- [The request]: Check every line below for the word "production" and show those that hold it.
[Data supplied start]
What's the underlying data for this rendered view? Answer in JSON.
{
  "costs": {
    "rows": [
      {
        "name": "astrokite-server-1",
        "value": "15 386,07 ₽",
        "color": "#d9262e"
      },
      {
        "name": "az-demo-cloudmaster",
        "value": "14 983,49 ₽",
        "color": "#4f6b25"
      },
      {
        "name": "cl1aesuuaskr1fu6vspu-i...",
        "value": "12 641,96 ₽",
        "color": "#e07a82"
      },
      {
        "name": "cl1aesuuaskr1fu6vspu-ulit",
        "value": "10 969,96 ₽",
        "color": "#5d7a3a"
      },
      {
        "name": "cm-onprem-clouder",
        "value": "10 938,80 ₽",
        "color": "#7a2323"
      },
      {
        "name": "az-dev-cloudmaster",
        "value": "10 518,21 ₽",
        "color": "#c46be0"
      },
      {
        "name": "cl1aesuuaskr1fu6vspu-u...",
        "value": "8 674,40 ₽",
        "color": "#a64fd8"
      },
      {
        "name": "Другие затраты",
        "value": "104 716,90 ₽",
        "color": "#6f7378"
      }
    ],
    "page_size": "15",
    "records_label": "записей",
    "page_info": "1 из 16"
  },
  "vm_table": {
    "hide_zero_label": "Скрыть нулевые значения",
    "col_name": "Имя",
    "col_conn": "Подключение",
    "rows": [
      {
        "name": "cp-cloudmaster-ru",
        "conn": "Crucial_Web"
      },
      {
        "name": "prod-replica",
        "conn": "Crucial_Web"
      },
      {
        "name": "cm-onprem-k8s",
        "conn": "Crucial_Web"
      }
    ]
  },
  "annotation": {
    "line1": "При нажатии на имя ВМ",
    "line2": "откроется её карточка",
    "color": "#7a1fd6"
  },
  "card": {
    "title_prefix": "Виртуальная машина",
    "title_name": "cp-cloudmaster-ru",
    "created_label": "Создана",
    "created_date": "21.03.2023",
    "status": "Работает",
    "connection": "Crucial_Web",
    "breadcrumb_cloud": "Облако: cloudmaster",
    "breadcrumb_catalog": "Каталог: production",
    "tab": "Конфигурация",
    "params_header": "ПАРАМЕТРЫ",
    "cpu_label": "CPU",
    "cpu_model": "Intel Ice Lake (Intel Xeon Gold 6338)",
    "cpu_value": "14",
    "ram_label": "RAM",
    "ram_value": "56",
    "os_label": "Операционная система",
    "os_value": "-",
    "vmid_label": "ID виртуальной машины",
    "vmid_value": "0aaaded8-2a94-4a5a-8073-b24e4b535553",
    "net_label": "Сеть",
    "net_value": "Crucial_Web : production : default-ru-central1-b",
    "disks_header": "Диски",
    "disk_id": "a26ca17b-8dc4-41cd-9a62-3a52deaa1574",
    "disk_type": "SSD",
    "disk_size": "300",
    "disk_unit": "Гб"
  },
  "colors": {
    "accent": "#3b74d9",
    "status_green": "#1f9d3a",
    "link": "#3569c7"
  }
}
[Data supplied end]
- [Written answer]:
    "breadcrumb_catalog": "Каталог: production",
    "net_value": "Crucial_Web : production : default-ru-central1-b",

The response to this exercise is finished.